Information given.
· · · ·

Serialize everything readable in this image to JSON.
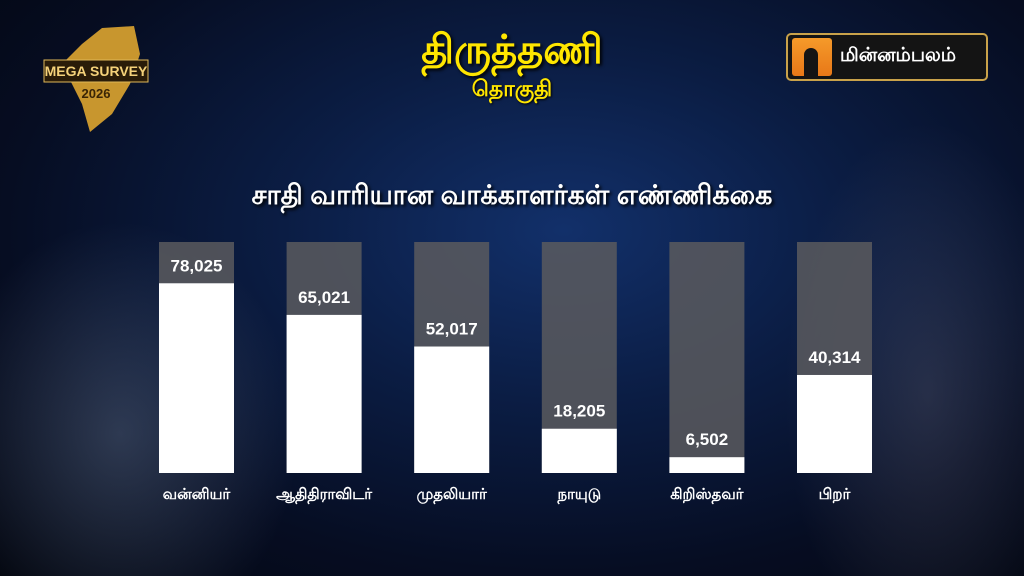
{
  "header": {
    "title": "திருத்தணி",
    "subtitle": "தொகுதி",
    "left_logo": "MEGA SURVEY 2026",
    "brand": "மின்னம்பலம்"
  },
  "colors": {
    "title": "#ffe600",
    "bar_fill": "#ffffff",
    "bar_track": "#5a5a5e"
  },
  "chart_data": {
    "type": "bar",
    "title": "சாதி வாரியான வாக்காளர்கள்  எண்ணிக்கை",
    "categories": [
      "வன்னியர்",
      "ஆதிதிராவிடர்",
      "முதலியார்",
      "நாயுடு",
      "கிறிஸ்தவர்",
      "பிறர்"
    ],
    "values": [
      78025,
      65021,
      52017,
      18205,
      6502,
      40314
    ],
    "value_labels": [
      "78,025",
      "65,021",
      "52,017",
      "18,205",
      "6,502",
      "40,314"
    ],
    "xlabel": "",
    "ylabel": "",
    "grid": false
  }
}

· · · ·

Work to be completed. Please write out all of the material above without changing a word, and omit any pictures.

Finished exercise.
Serialize everything readable in this image to JSON.
{
  "header": {
    "title": "திருத்தணி",
    "subtitle": "தொகுதி",
    "left_logo": "MEGA SURVEY 2026",
    "brand": "மின்னம்பலம்"
  },
  "colors": {
    "title": "#ffe600",
    "bar_fill": "#ffffff",
    "bar_track": "#5a5a5e"
  },
  "chart_data": {
    "type": "bar",
    "title": "சாதி வாரியான வாக்காளர்கள்  எண்ணிக்கை",
    "categories": [
      "வன்னியர்",
      "ஆதிதிராவிடர்",
      "முதலியார்",
      "நாயுடு",
      "கிறிஸ்தவர்",
      "பிறர்"
    ],
    "values": [
      78025,
      65021,
      52017,
      18205,
      6502,
      40314
    ],
    "value_labels": [
      "78,025",
      "65,021",
      "52,017",
      "18,205",
      "6,502",
      "40,314"
    ],
    "xlabel": "",
    "ylabel": "",
    "grid": false
  }
}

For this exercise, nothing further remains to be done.